**Collected data entries:**
___
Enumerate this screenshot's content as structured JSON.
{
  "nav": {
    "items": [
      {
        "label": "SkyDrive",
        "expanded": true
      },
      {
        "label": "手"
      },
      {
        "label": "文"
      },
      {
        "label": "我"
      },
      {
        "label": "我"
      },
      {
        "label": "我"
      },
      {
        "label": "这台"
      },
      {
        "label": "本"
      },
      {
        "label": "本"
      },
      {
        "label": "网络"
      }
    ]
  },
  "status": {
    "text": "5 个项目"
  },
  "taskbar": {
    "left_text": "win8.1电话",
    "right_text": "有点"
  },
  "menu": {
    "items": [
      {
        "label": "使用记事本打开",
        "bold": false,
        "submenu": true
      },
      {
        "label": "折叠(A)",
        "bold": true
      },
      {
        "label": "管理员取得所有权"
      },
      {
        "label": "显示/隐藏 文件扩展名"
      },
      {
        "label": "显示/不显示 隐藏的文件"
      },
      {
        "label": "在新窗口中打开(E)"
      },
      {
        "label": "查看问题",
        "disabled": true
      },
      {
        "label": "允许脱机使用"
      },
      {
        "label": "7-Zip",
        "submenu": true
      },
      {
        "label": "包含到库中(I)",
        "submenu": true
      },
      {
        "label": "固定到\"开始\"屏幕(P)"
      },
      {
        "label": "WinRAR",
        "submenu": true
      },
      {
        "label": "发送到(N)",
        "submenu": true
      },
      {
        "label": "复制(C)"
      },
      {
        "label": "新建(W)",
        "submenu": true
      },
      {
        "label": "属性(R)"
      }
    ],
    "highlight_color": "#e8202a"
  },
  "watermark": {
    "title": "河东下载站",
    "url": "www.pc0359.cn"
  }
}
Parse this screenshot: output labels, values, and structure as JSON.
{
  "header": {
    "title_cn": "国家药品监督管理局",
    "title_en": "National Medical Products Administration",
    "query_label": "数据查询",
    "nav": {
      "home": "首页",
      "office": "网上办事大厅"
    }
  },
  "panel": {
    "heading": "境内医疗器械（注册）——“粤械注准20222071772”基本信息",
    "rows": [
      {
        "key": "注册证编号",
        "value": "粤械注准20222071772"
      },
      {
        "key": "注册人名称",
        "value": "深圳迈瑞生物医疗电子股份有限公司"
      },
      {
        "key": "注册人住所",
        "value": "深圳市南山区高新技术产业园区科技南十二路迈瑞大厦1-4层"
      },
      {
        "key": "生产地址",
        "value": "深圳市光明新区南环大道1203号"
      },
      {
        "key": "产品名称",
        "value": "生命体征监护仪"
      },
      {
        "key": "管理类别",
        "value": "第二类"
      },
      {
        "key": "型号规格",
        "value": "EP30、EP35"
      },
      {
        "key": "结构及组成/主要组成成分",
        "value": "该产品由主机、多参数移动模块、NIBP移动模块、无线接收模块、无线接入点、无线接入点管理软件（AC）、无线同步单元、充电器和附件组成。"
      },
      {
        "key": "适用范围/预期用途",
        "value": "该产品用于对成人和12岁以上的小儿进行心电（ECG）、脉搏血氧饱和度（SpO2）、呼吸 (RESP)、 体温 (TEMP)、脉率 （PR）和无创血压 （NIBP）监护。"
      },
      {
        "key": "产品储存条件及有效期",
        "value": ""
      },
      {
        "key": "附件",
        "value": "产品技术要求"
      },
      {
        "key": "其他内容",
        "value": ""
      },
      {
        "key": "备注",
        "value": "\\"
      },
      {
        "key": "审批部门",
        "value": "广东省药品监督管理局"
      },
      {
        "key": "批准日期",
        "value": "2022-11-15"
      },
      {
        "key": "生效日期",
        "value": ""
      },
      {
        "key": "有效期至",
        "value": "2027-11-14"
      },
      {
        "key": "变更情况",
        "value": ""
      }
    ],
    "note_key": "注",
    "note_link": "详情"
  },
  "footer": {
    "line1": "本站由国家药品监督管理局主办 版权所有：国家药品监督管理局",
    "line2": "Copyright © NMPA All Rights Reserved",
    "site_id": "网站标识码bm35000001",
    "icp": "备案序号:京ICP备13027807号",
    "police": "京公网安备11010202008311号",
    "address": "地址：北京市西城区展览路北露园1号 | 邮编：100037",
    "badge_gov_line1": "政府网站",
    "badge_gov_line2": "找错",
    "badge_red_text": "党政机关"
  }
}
___
**Given exercise:** Give the listing again, word for word.

**Answer in full:**
Enumerate this screenshot's content as structured JSON.
{
  "nav": {
    "items": [
      {
        "label": "SkyDrive",
        "expanded": true
      },
      {
        "label": "手"
      },
      {
        "label": "文"
      },
      {
        "label": "我"
      },
      {
        "label": "我"
      },
      {
        "label": "我"
      },
      {
        "label": "这台"
      },
      {
        "label": "本"
      },
      {
        "label": "本"
      },
      {
        "label": "网络"
      }
    ]
  },
  "status": {
    "text": "5 个项目"
  },
  "taskbar": {
    "left_text": "win8.1电话",
    "right_text": "有点"
  },
  "menu": {
    "items": [
      {
        "label": "使用记事本打开",
        "bold": false,
        "submenu": true
      },
      {
        "label": "折叠(A)",
        "bold": true
      },
      {
        "label": "管理员取得所有权"
      },
      {
        "label": "显示/隐藏 文件扩展名"
      },
      {
        "label": "显示/不显示 隐藏的文件"
      },
      {
        "label": "在新窗口中打开(E)"
      },
      {
        "label": "查看问题",
        "disabled": true
      },
      {
        "label": "允许脱机使用"
      },
      {
        "label": "7-Zip",
        "submenu": true
      },
      {
        "label": "包含到库中(I)",
        "submenu": true
      },
      {
        "label": "固定到\"开始\"屏幕(P)"
      },
      {
        "label": "WinRAR",
        "submenu": true
      },
      {
        "label": "发送到(N)",
        "submenu": true
      },
      {
        "label": "复制(C)"
      },
      {
        "label": "新建(W)",
        "submenu": true
      },
      {
        "label": "属性(R)"
      }
    ],
    "highlight_color": "#e8202a"
  },
  "watermark": {
    "title": "河东下载站",
    "url": "www.pc0359.cn"
  }
}
Parse this screenshot: output labels, values, and structure as JSON.
{
  "header": {
    "title_cn": "国家药品监督管理局",
    "title_en": "National Medical Products Administration",
    "query_label": "数据查询",
    "nav": {
      "home": "首页",
      "office": "网上办事大厅"
    }
  },
  "panel": {
    "heading": "境内医疗器械（注册）——“粤械注准20222071772”基本信息",
    "rows": [
      {
        "key": "注册证编号",
        "value": "粤械注准20222071772"
      },
      {
        "key": "注册人名称",
        "value": "深圳迈瑞生物医疗电子股份有限公司"
      },
      {
        "key": "注册人住所",
        "value": "深圳市南山区高新技术产业园区科技南十二路迈瑞大厦1-4层"
      },
      {
        "key": "生产地址",
        "value": "深圳市光明新区南环大道1203号"
      },
      {
        "key": "产品名称",
        "value": "生命体征监护仪"
      },
      {
        "key": "管理类别",
        "value": "第二类"
      },
      {
        "key": "型号规格",
        "value": "EP30、EP35"
      },
      {
        "key": "结构及组成/主要组成成分",
        "value": "该产品由主机、多参数移动模块、NIBP移动模块、无线接收模块、无线接入点、无线接入点管理软件（AC）、无线同步单元、充电器和附件组成。"
      },
      {
        "key": "适用范围/预期用途",
        "value": "该产品用于对成人和12岁以上的小儿进行心电（ECG）、脉搏血氧饱和度（SpO2）、呼吸 (RESP)、 体温 (TEMP)、脉率 （PR）和无创血压 （NIBP）监护。"
      },
      {
        "key": "产品储存条件及有效期",
        "value": ""
      },
      {
        "key": "附件",
        "value": "产品技术要求"
      },
      {
        "key": "其他内容",
        "value": ""
      },
      {
        "key": "备注",
        "value": "\\"
      },
      {
        "key": "审批部门",
        "value": "广东省药品监督管理局"
      },
      {
        "key": "批准日期",
        "value": "2022-11-15"
      },
      {
        "key": "生效日期",
        "value": ""
      },
      {
        "key": "有效期至",
        "value": "2027-11-14"
      },
      {
        "key": "变更情况",
        "value": ""
      }
    ],
    "note_key": "注",
    "note_link": "详情"
  },
  "footer": {
    "line1": "本站由国家药品监督管理局主办 版权所有：国家药品监督管理局",
    "line2": "Copyright © NMPA All Rights Reserved",
    "site_id": "网站标识码bm35000001",
    "icp": "备案序号:京ICP备13027807号",
    "police": "京公网安备11010202008311号",
    "address": "地址：北京市西城区展览路北露园1号 | 邮编：100037",
    "badge_gov_line1": "政府网站",
    "badge_gov_line2": "找错",
    "badge_red_text": "党政机关"
  }
}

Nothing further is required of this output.